What you will do >>
Locate the lines that hold the string "сварочного". Copy every such line.

Supplied records >>
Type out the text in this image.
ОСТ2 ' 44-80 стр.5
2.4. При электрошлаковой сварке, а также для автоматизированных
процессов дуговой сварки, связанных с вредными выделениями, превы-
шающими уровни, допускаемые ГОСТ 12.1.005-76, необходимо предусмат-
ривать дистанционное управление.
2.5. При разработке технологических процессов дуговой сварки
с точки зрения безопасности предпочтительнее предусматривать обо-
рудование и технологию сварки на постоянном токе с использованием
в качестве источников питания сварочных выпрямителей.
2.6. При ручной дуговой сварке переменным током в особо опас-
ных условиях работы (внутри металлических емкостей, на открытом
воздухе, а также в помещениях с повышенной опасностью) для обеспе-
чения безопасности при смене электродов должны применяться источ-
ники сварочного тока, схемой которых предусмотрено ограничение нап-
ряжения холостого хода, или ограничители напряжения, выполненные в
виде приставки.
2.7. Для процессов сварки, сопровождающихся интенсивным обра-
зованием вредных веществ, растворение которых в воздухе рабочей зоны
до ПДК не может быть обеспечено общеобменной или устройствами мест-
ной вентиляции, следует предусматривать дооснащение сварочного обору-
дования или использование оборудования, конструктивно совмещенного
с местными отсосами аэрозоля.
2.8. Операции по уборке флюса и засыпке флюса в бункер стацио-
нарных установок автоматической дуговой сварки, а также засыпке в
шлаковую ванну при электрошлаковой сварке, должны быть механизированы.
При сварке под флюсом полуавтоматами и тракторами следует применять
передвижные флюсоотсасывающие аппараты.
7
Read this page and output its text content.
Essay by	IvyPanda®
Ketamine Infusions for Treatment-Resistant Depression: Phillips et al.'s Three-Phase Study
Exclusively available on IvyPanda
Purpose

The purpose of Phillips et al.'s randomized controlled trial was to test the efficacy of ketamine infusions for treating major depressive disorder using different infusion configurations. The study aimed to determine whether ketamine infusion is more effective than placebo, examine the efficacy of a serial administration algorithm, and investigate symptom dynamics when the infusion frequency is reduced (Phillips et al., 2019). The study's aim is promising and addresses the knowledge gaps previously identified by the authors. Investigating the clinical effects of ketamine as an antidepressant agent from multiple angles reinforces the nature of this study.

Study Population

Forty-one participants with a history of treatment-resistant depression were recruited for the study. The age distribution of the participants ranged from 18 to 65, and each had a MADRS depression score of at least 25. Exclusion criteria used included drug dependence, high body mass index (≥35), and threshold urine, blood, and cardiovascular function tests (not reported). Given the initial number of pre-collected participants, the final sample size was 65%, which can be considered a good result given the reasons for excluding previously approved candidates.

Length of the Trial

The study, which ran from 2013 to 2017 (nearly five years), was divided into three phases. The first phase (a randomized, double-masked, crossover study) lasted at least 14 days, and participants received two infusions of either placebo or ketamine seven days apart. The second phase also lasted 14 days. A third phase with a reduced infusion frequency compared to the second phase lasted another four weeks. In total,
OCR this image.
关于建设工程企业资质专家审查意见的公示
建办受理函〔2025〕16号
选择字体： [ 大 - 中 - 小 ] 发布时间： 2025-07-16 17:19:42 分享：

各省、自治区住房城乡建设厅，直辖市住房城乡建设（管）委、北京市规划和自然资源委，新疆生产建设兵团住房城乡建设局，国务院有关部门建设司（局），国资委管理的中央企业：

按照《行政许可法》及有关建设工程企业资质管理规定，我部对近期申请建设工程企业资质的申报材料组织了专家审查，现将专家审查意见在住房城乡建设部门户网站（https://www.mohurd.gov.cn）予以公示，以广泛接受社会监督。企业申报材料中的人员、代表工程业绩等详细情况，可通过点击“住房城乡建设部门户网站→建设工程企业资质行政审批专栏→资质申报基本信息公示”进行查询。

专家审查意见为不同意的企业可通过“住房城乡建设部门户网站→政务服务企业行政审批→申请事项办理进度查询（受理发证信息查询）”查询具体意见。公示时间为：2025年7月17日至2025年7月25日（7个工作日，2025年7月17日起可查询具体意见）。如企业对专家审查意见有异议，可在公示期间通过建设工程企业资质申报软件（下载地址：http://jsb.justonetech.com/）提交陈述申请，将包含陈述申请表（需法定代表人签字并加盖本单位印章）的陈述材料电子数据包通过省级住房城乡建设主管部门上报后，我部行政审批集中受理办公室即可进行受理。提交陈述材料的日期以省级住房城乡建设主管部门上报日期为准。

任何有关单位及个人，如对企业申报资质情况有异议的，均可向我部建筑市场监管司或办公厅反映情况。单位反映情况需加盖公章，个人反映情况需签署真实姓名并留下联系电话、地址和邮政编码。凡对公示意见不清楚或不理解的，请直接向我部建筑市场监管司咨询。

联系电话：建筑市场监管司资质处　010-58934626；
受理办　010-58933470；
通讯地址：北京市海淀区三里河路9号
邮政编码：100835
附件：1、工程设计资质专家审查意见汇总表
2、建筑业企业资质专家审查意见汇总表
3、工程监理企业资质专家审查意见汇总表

Task output >>
ники сварочного тока, схемой которых предусмотрено ограничение нап-
ной вентиляции, следует предусматривать дооснащение сварочного обору-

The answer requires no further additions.